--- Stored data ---

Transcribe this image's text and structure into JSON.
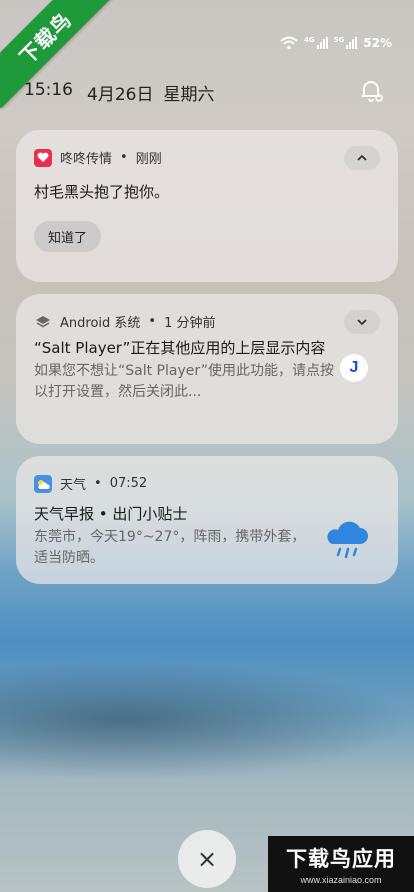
{
  "watermark": {
    "corner_text": "下载鸟",
    "bottom_title": "下载鸟应用",
    "bottom_url": "www.xiazainiao.com"
  },
  "status": {
    "net1_label": "4G",
    "net2_label": "5G",
    "battery": "52%"
  },
  "header": {
    "time": "15:16",
    "date": "4月26日",
    "weekday": "星期六"
  },
  "notifications": [
    {
      "app": "咚咚传情",
      "when": "刚刚",
      "title": "村毛黑头抱了抱你。",
      "action": "知道了",
      "icon": "heart-icon",
      "icon_color": "#e5314b"
    },
    {
      "app": "Android 系统",
      "when": "1 分钟前",
      "title": "“Salt Player”正在其他应用的上层显示内容",
      "text": "如果您不想让“Salt Player”使用此功能，请点按以打开设置，然后关闭此...",
      "badge": "J",
      "icon": "layers-icon"
    },
    {
      "app": "天气",
      "when": "07:52",
      "title": "天气早报 • 出门小贴士",
      "text": "东莞市，今天19°~27°，阵雨，携带外套，适当防晒。",
      "icon": "weather-icon",
      "icon_color": "#4a8fe3"
    }
  ],
  "separator": "•",
  "close_label": "×"
}
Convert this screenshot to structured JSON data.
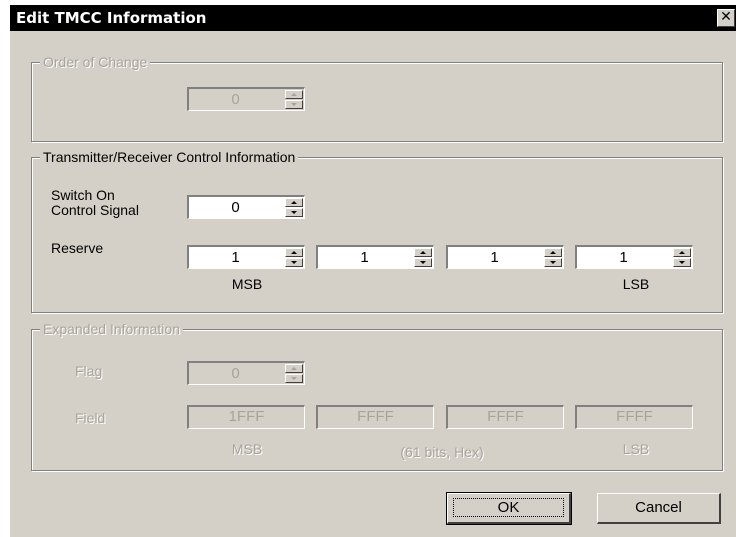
{
  "window": {
    "title": "Edit TMCC Information",
    "close_glyph": "✕"
  },
  "order_of_change": {
    "legend": "Order of Change",
    "value": "0"
  },
  "control": {
    "legend": "Transmitter/Receiver Control Information",
    "switch_label_line1": "Switch On",
    "switch_label_line2": "Control Signal",
    "switch_value": "0",
    "reserve_label": "Reserve",
    "reserve_values": [
      "1",
      "1",
      "1",
      "1"
    ],
    "msb_label": "MSB",
    "lsb_label": "LSB"
  },
  "expanded": {
    "legend": "Expanded Information",
    "flag_label": "Flag",
    "flag_value": "0",
    "field_label": "Field",
    "field_values": [
      "1FFF",
      "FFFF",
      "FFFF",
      "FFFF"
    ],
    "msb_label": "MSB",
    "note": "(61 bits, Hex)",
    "lsb_label": "LSB"
  },
  "buttons": {
    "ok": "OK",
    "cancel": "Cancel"
  }
}
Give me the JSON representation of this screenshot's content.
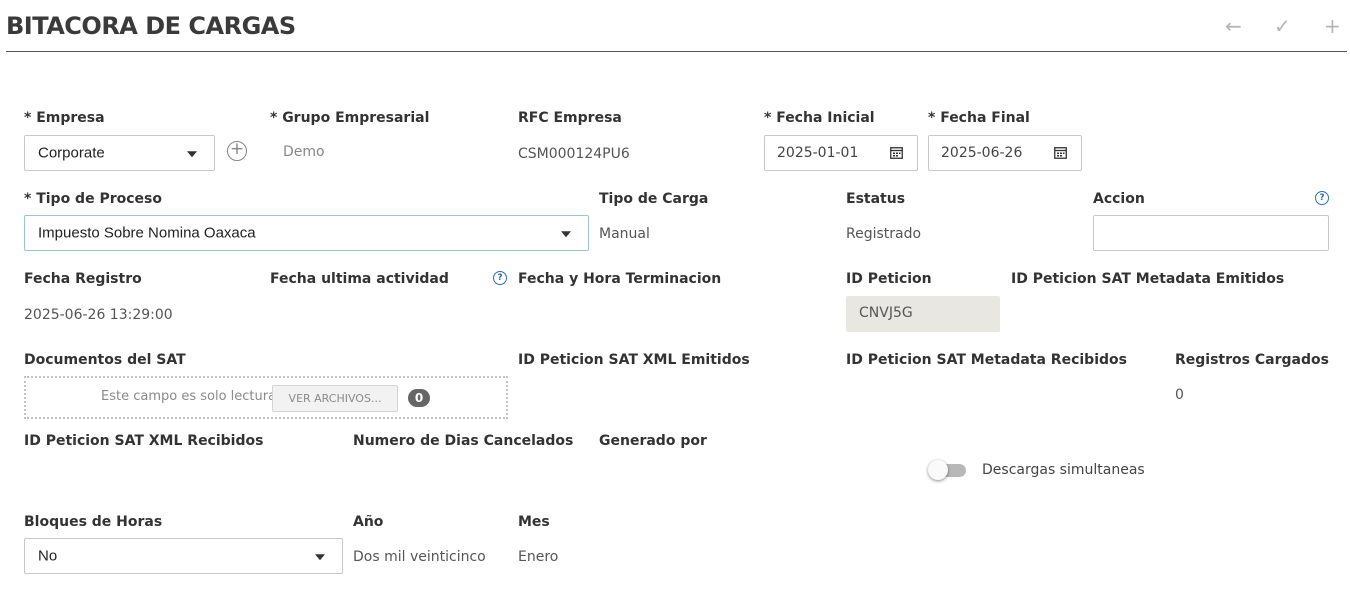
{
  "page": {
    "title": "BITACORA DE CARGAS"
  },
  "toolbar": {
    "back_icon": "arrow-left-icon",
    "save_icon": "check-icon",
    "add_icon": "plus-icon"
  },
  "empresa": {
    "label": "* Empresa",
    "value": "Corporate"
  },
  "grupo": {
    "label": "* Grupo Empresarial",
    "value": "Demo"
  },
  "rfc": {
    "label": "RFC Empresa",
    "value": "CSM000124PU6"
  },
  "fecha_inicial": {
    "label": "* Fecha Inicial",
    "value": "2025-01-01"
  },
  "fecha_final": {
    "label": "* Fecha Final",
    "value": "2025-06-26"
  },
  "tipo_proceso": {
    "label": "* Tipo de Proceso",
    "value": "Impuesto Sobre Nomina Oaxaca"
  },
  "tipo_carga": {
    "label": "Tipo de Carga",
    "value": "Manual"
  },
  "estatus": {
    "label": "Estatus",
    "value": "Registrado"
  },
  "accion": {
    "label": "Accion",
    "value": ""
  },
  "fecha_registro": {
    "label": "Fecha Registro",
    "value": "2025-06-26 13:29:00"
  },
  "fecha_ultima": {
    "label": "Fecha ultima actividad"
  },
  "fecha_hora_term": {
    "label": "Fecha y Hora Terminacion"
  },
  "id_peticion": {
    "label": "ID Peticion",
    "value": "CNVJ5G"
  },
  "id_meta_emitidos": {
    "label": "ID Peticion SAT Metadata Emitidos"
  },
  "documentos": {
    "label": "Documentos del SAT",
    "readonly_text": "Este campo es solo lectura",
    "button": "VER ARCHIVOS...",
    "count": "0"
  },
  "id_xml_emitidos": {
    "label": "ID Peticion SAT XML Emitidos"
  },
  "id_meta_recibidos": {
    "label": "ID Peticion SAT Metadata Recibidos"
  },
  "registros": {
    "label": "Registros Cargados",
    "value": "0"
  },
  "id_xml_recibidos": {
    "label": "ID Peticion SAT XML Recibidos"
  },
  "dias_cancelados": {
    "label": "Numero de Dias Cancelados"
  },
  "generado_por": {
    "label": "Generado por"
  },
  "descargas": {
    "label": "Descargas simultaneas",
    "enabled": false
  },
  "bloques": {
    "label": "Bloques de Horas",
    "value": "No"
  },
  "anio": {
    "label": "Año",
    "value": "Dos mil veinticinco"
  },
  "mes": {
    "label": "Mes",
    "value": "Enero"
  }
}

--- Exercise brief ---
Write every entry out again exactly, dropping the pictures.

--- Result for this exercise ---
Transcribe this image's text and structure into JSON.
{
  "watermark": {
    "corner_text": "下载鸟",
    "bottom_title": "下载鸟应用",
    "bottom_url": "www.xiazainiao.com"
  },
  "status": {
    "net1_label": "4G",
    "net2_label": "5G",
    "battery": "52%"
  },
  "header": {
    "time": "15:16",
    "date": "4月26日",
    "weekday": "星期六"
  },
  "notifications": [
    {
      "app": "咚咚传情",
      "when": "刚刚",
      "title": "村毛黑头抱了抱你。",
      "action": "知道了",
      "icon": "heart-icon",
      "icon_color": "#e5314b"
    },
    {
      "app": "Android 系统",
      "when": "1 分钟前",
      "title": "“Salt Player”正在其他应用的上层显示内容",
      "text": "如果您不想让“Salt Player”使用此功能，请点按以打开设置，然后关闭此...",
      "badge": "J",
      "icon": "layers-icon"
    },
    {
      "app": "天气",
      "when": "07:52",
      "title": "天气早报 • 出门小贴士",
      "text": "东莞市，今天19°~27°，阵雨，携带外套，适当防晒。",
      "icon": "weather-icon",
      "icon_color": "#4a8fe3"
    }
  ],
  "separator": "•",
  "close_label": "×"
}
Convert this screenshot to structured JSON data.
{
  "window": {
    "title": "Edit TMCC Information",
    "close_glyph": "✕"
  },
  "order_of_change": {
    "legend": "Order of Change",
    "value": "0"
  },
  "control": {
    "legend": "Transmitter/Receiver Control Information",
    "switch_label_line1": "Switch On",
    "switch_label_line2": "Control Signal",
    "switch_value": "0",
    "reserve_label": "Reserve",
    "reserve_values": [
      "1",
      "1",
      "1",
      "1"
    ],
    "msb_label": "MSB",
    "lsb_label": "LSB"
  },
  "expanded": {
    "legend": "Expanded Information",
    "flag_label": "Flag",
    "flag_value": "0",
    "field_label": "Field",
    "field_values": [
      "1FFF",
      "FFFF",
      "FFFF",
      "FFFF"
    ],
    "msb_label": "MSB",
    "note": "(61 bits, Hex)",
    "lsb_label": "LSB"
  },
  "buttons": {
    "ok": "OK",
    "cancel": "Cancel"
  }
}
Give me the JSON representation of this screenshot's content.
{
  "page": {
    "title": "BITACORA DE CARGAS"
  },
  "toolbar": {
    "back_icon": "arrow-left-icon",
    "save_icon": "check-icon",
    "add_icon": "plus-icon"
  },
  "empresa": {
    "label": "* Empresa",
    "value": "Corporate"
  },
  "grupo": {
    "label": "* Grupo Empresarial",
    "value": "Demo"
  },
  "rfc": {
    "label": "RFC Empresa",
    "value": "CSM000124PU6"
  },
  "fecha_inicial": {
    "label": "* Fecha Inicial",
    "value": "2025-01-01"
  },
  "fecha_final": {
    "label": "* Fecha Final",
    "value": "2025-06-26"
  },
  "tipo_proceso": {
    "label": "* Tipo de Proceso",
    "value": "Impuesto Sobre Nomina Oaxaca"
  },
  "tipo_carga": {
    "label": "Tipo de Carga",
    "value": "Manual"
  },
  "estatus": {
    "label": "Estatus",
    "value": "Registrado"
  },
  "accion": {
    "label": "Accion",
    "value": ""
  },
  "fecha_registro": {
    "label": "Fecha Registro",
    "value": "2025-06-26 13:29:00"
  },
  "fecha_ultima": {
    "label": "Fecha ultima actividad"
  },
  "fecha_hora_term": {
    "label": "Fecha y Hora Terminacion"
  },
  "id_peticion": {
    "label": "ID Peticion",
    "value": "CNVJ5G"
  },
  "id_meta_emitidos": {
    "label": "ID Peticion SAT Metadata Emitidos"
  },
  "documentos": {
    "label": "Documentos del SAT",
    "readonly_text": "Este campo es solo lectura",
    "button": "VER ARCHIVOS...",
    "count": "0"
  },
  "id_xml_emitidos": {
    "label": "ID Peticion SAT XML Emitidos"
  },
  "id_meta_recibidos": {
    "label": "ID Peticion SAT Metadata Recibidos"
  },
  "registros": {
    "label": "Registros Cargados",
    "value": "0"
  },
  "id_xml_recibidos": {
    "label": "ID Peticion SAT XML Recibidos"
  },
  "dias_cancelados": {
    "label": "Numero de Dias Cancelados"
  },
  "generado_por": {
    "label": "Generado por"
  },
  "descargas": {
    "label": "Descargas simultaneas",
    "enabled": false
  },
  "bloques": {
    "label": "Bloques de Horas",
    "value": "No"
  },
  "anio": {
    "label": "Año",
    "value": "Dos mil veinticinco"
  },
  "mes": {
    "label": "Mes",
    "value": "Enero"
  }
}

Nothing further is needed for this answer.